#### Instruction
Check each line of the records below and collect those that include the word "events".

#### Recorded information
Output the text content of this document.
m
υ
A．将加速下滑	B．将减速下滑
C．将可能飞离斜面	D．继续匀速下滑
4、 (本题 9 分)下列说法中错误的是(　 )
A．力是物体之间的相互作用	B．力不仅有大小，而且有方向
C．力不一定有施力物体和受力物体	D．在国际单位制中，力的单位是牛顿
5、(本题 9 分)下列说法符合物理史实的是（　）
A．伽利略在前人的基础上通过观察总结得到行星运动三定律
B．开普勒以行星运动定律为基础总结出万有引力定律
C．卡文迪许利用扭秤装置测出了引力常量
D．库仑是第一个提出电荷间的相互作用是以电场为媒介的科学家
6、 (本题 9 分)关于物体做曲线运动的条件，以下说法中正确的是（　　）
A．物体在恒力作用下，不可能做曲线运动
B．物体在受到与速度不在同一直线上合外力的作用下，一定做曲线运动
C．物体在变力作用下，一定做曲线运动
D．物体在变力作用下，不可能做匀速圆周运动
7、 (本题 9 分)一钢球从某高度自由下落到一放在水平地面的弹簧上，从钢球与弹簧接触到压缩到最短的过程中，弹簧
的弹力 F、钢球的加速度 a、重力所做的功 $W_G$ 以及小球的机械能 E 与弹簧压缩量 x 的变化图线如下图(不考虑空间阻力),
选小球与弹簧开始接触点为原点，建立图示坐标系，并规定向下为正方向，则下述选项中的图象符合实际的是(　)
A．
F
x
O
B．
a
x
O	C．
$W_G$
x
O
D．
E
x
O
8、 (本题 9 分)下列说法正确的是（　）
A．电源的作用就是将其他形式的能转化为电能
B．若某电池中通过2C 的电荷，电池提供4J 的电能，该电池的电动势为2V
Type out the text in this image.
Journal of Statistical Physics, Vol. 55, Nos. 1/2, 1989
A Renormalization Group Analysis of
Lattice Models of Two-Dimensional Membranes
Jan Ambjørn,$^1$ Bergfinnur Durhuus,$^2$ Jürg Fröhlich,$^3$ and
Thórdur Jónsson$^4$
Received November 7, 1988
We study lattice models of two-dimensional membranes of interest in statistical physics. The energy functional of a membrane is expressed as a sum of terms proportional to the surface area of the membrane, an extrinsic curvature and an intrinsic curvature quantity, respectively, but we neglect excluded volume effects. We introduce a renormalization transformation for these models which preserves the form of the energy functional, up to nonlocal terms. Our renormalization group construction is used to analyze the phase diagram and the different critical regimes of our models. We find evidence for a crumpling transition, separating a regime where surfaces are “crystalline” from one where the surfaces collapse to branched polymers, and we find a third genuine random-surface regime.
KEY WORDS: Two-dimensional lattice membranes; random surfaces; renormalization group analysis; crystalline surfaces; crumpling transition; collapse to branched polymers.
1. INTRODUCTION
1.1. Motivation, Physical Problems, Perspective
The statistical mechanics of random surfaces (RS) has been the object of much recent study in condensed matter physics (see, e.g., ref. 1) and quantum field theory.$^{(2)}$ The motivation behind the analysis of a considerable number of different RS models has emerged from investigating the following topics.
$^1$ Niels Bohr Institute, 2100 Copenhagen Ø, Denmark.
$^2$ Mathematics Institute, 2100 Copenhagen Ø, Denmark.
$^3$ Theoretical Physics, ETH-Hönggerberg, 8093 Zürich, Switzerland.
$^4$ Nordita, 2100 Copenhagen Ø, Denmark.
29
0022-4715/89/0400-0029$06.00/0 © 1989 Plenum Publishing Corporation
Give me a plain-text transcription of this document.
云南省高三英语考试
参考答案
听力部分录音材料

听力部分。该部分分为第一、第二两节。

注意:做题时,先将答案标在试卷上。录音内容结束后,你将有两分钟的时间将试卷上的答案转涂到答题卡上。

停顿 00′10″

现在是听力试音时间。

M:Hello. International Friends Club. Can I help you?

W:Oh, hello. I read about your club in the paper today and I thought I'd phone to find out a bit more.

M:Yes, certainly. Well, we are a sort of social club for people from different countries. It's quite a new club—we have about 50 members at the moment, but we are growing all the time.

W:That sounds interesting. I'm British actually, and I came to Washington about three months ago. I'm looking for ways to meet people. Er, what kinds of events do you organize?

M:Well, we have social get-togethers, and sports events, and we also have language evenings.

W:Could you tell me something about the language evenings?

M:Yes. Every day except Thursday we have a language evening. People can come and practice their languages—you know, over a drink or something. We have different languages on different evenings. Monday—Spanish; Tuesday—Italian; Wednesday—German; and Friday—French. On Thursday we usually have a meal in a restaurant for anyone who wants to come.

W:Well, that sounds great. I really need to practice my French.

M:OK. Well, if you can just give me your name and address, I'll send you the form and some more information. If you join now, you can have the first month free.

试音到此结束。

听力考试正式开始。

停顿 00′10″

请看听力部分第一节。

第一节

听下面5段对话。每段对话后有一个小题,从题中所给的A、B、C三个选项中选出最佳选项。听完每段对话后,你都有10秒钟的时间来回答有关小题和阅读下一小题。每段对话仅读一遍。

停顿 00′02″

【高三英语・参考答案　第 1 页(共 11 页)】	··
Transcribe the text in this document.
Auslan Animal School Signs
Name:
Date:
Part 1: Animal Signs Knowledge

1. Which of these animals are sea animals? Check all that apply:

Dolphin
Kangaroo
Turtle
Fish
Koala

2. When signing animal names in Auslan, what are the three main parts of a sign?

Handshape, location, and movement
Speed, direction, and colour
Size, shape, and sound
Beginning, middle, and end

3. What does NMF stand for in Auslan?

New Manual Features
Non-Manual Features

#### Finished exercise
W:That sounds interesting. I'm British actually, and I came to Washington about three months ago. I'm looking for ways to meet people. Er, what kinds of events do you organize?
M:Well, we have social get-togethers, and sports events, and we also have language evenings.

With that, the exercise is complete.